What is being asked:
Tally how many lines below contain the string "POLLUTION", matching case exactly, and give only that number.

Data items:
╭──

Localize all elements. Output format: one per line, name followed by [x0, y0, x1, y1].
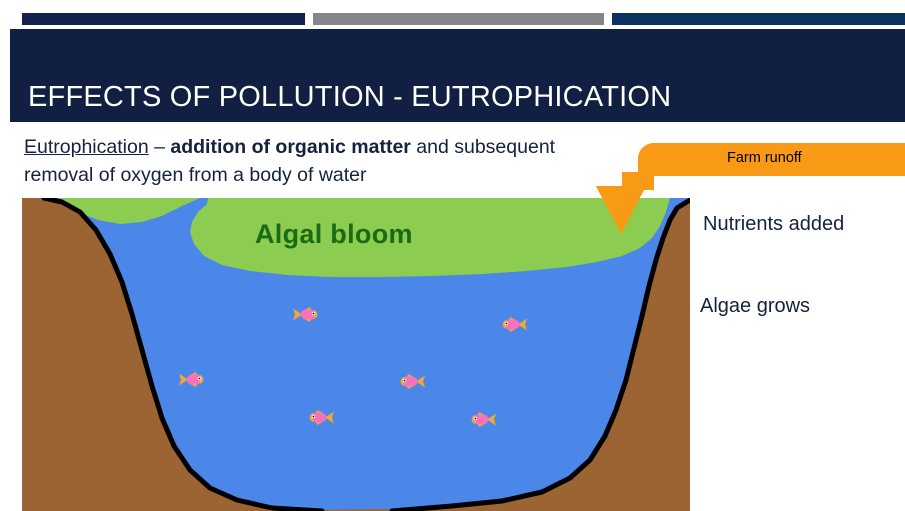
fish-5 — [305, 409, 335, 426]
fish-3 — [178, 371, 208, 388]
label-algae-grows: Algae grows — [700, 295, 810, 318]
farm-runoff-label: Farm runoff — [727, 150, 802, 166]
page-title: EFFECTS OF POLLUTION - EUTROPHICATION — [28, 81, 671, 114]
top-bar-gray — [313, 13, 604, 25]
definition-emphasis: addition of organic matter — [170, 136, 411, 158]
fish-1 — [292, 306, 322, 323]
algal-bloom-label: Algal bloom — [255, 219, 413, 250]
title-banner: EFFECTS OF POLLUTION - EUTROPHICATION — [10, 29, 905, 122]
top-bar-blue — [612, 13, 905, 25]
top-bar-navy — [22, 13, 305, 25]
definition-dash: – — [149, 136, 171, 158]
top-decorative-bars — [0, 0, 905, 28]
definition-term: Eutrophication — [24, 136, 149, 158]
fish-6 — [467, 411, 497, 428]
fish-2 — [498, 316, 528, 333]
fish-4 — [396, 373, 426, 390]
label-nutrients-added: Nutrients added — [703, 213, 844, 236]
definition-paragraph: Eutrophication – addition of organic mat… — [24, 133, 594, 189]
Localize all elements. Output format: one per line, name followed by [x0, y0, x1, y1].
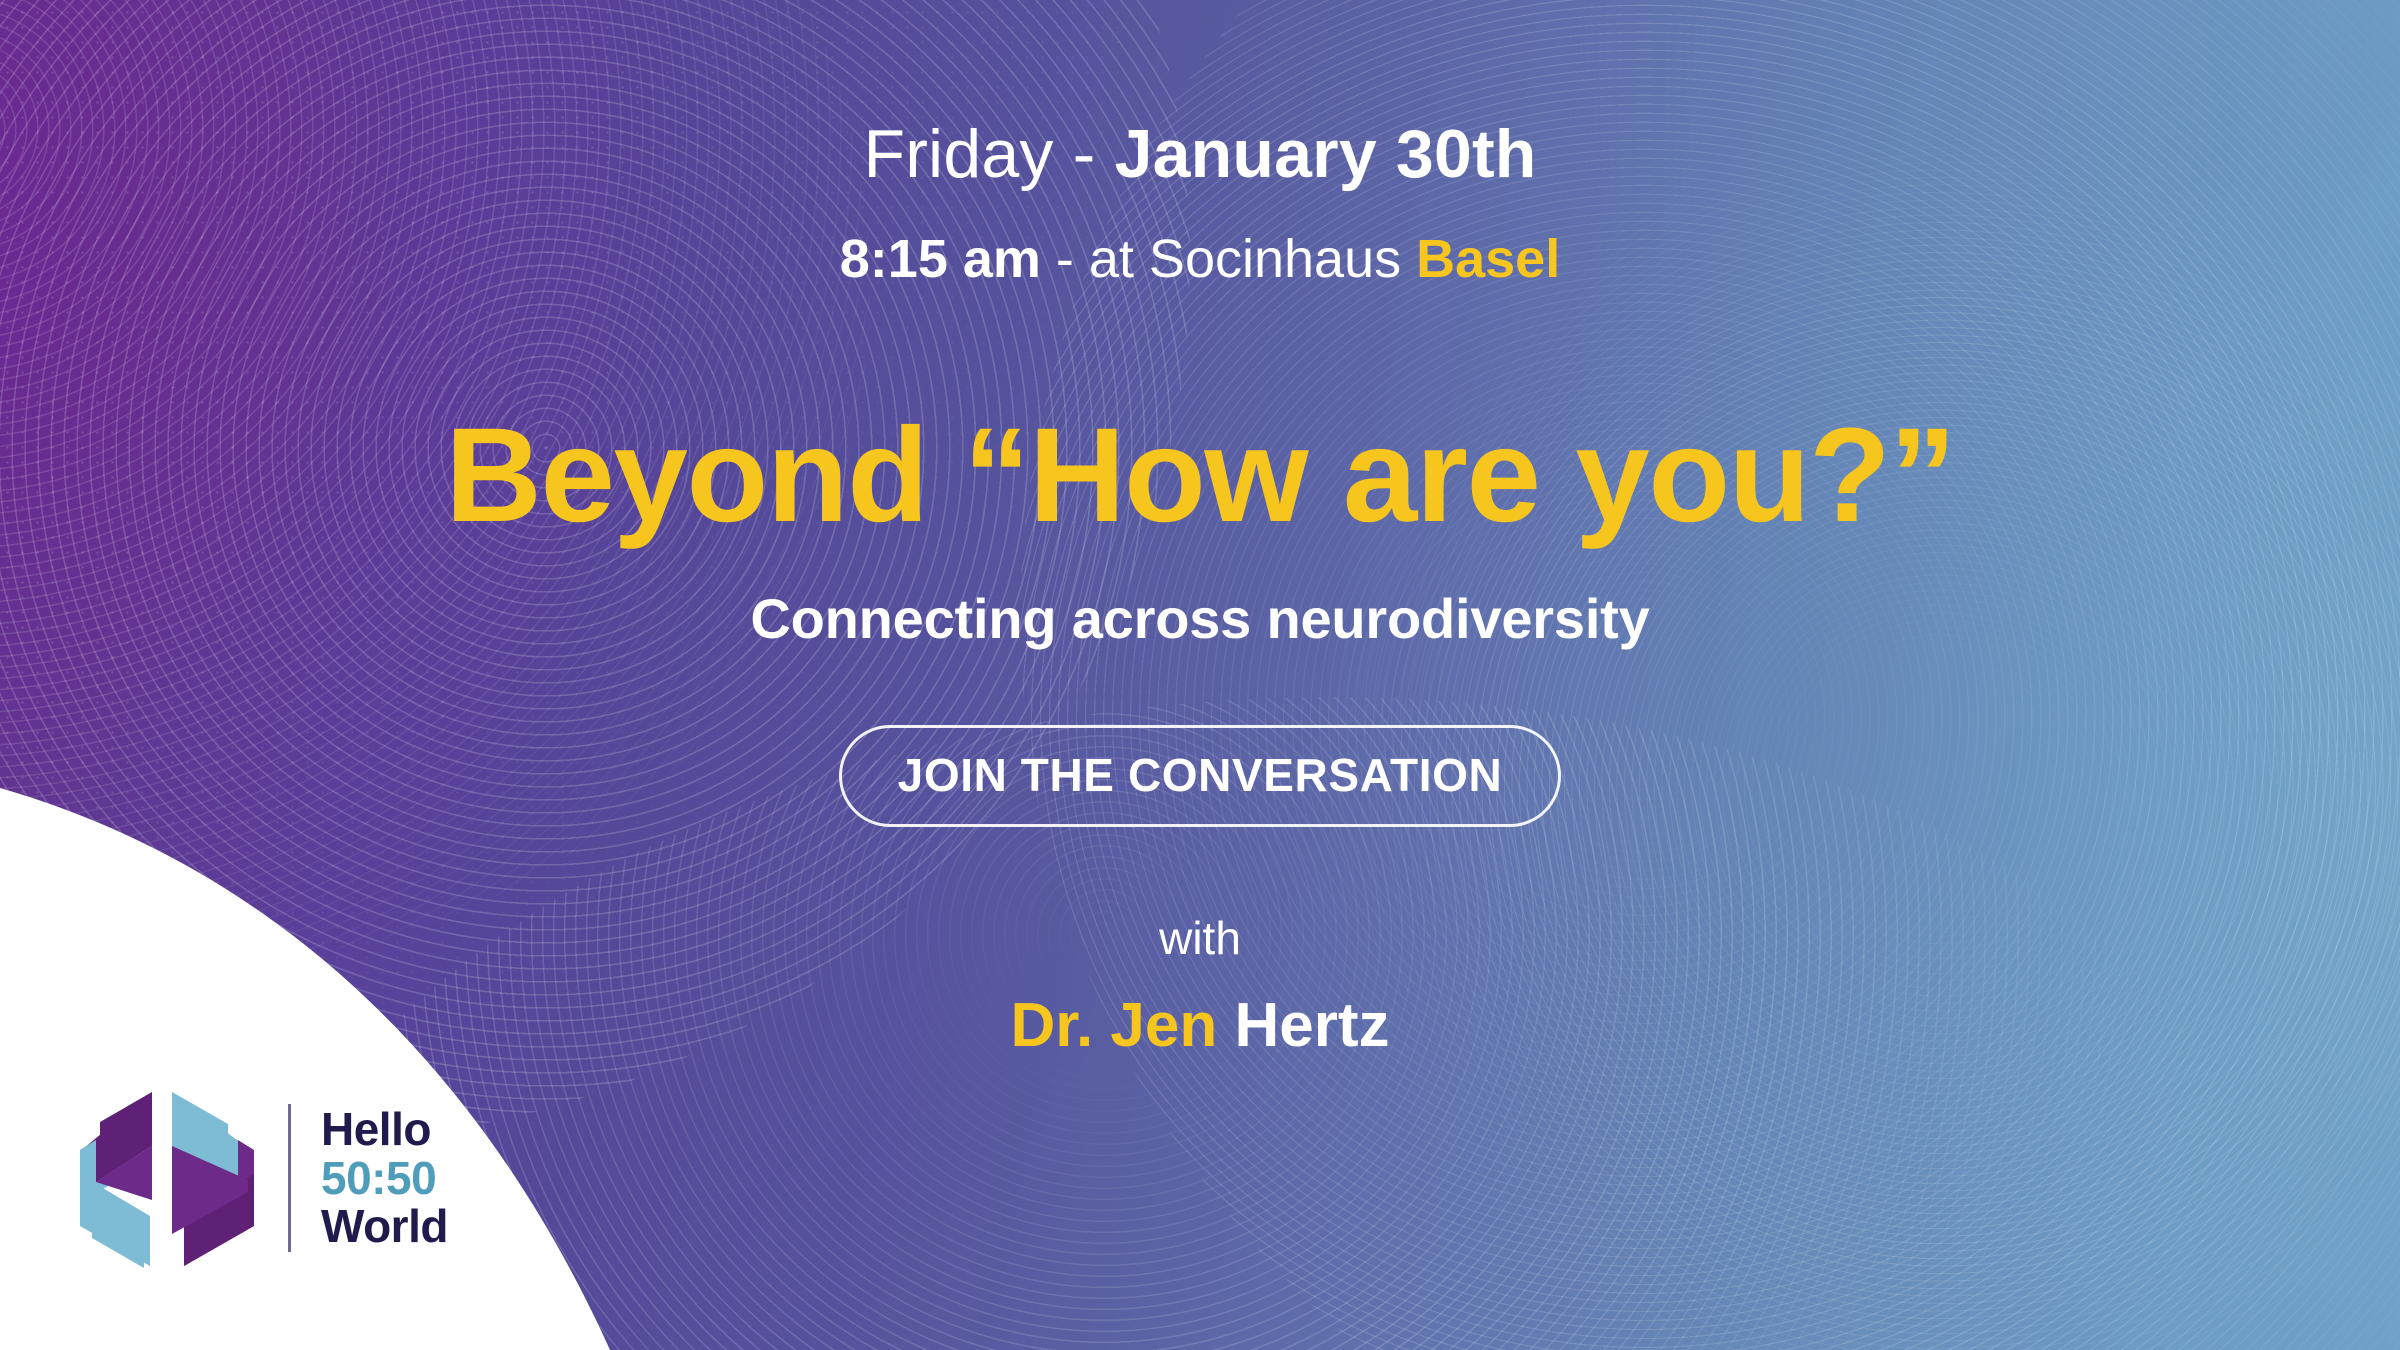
speaker-name-plain: Hertz — [1217, 991, 1389, 1060]
event-banner: Friday - January 30th 8:15 am - at Socin… — [0, 0, 2400, 1350]
join-the-conversation-button[interactable]: JOIN THE CONVERSATION — [839, 725, 1562, 827]
event-venue-city: Basel — [1416, 229, 1560, 289]
logo-divider — [288, 1104, 291, 1252]
speaker-name-accent: Dr. Jen — [1010, 991, 1217, 1060]
page-subtitle: Connecting across neurodiversity — [0, 591, 2400, 647]
speaker-intro-label: with — [0, 915, 2400, 961]
logo-word-hello: Hello — [321, 1105, 448, 1154]
logo-wordmark: Hello 50:50 World — [317, 1105, 448, 1251]
page-title: Beyond “How are you?” — [0, 406, 2400, 545]
cta-container: JOIN THE CONVERSATION — [0, 725, 2400, 827]
date-separator: - — [1054, 116, 1115, 192]
speaker-name: Dr. Jen Hertz — [0, 995, 2400, 1057]
logo-word-world: World — [321, 1202, 448, 1251]
content-column: Friday - January 30th 8:15 am - at Socin… — [0, 0, 2400, 1057]
event-venue-prefix: - at Socinhaus — [1041, 229, 1416, 289]
event-time-value: 8:15 am — [840, 229, 1041, 289]
logo-word-5050: 50:50 — [321, 1154, 448, 1203]
event-day-label: Friday — [863, 116, 1053, 192]
event-time-line: 8:15 am - at Socinhaus Basel — [0, 232, 2400, 286]
event-date-line: Friday - January 30th — [0, 120, 2400, 188]
event-date-value: January 30th — [1115, 116, 1537, 192]
brand-logo-lockup[interactable]: Hello 50:50 World — [72, 1088, 448, 1268]
chevron-bracket-mark-icon — [72, 1088, 262, 1268]
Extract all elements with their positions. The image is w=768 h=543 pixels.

╰──

Finished task:
2